Copy out all the data, word for word.

>> BEGIN Records for processing

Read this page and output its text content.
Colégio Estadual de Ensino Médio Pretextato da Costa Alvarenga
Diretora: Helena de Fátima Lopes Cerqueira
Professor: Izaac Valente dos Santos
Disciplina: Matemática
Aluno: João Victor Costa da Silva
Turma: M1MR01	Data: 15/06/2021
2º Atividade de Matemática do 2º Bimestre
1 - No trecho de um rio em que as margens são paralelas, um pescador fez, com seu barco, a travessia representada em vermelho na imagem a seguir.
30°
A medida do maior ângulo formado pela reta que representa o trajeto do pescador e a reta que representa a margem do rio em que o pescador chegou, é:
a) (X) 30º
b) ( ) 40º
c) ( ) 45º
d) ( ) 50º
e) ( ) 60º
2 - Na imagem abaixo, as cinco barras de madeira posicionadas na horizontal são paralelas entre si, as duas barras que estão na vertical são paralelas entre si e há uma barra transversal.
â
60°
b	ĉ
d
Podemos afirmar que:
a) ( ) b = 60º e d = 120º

>> END Records for processing

**Response below:**
Read this page and output its text content.
Colégio Estadual de Ensino Médio Pretextato da Costa Alvarenga
Diretora: Helena de Fátima Lopes Cerqueira
Professor: Izaac Valente dos Santos
Disciplina: Matemática
Aluno: João Victor Costa da Silva
Turma: M1MR01	Data: 15/06/2021
2º Atividade de Matemática do 2º Bimestre
1 - No trecho de um rio em que as margens são paralelas, um pescador fez, com seu barco, a travessia representada em vermelho na imagem a seguir.
30°
A medida do maior ângulo formado pela reta que representa o trajeto do pescador e a reta que representa a margem do rio em que o pescador chegou, é:
a) (X) 30º
b) ( ) 40º
c) ( ) 45º
d) ( ) 50º
e) ( ) 60º
2 - Na imagem abaixo, as cinco barras de madeira posicionadas na horizontal são paralelas entre si, as duas barras que estão na vertical são paralelas entre si e há uma barra transversal.
â
60°
b	ĉ
d
Podemos afirmar que:
a) ( ) b = 60º e d = 120º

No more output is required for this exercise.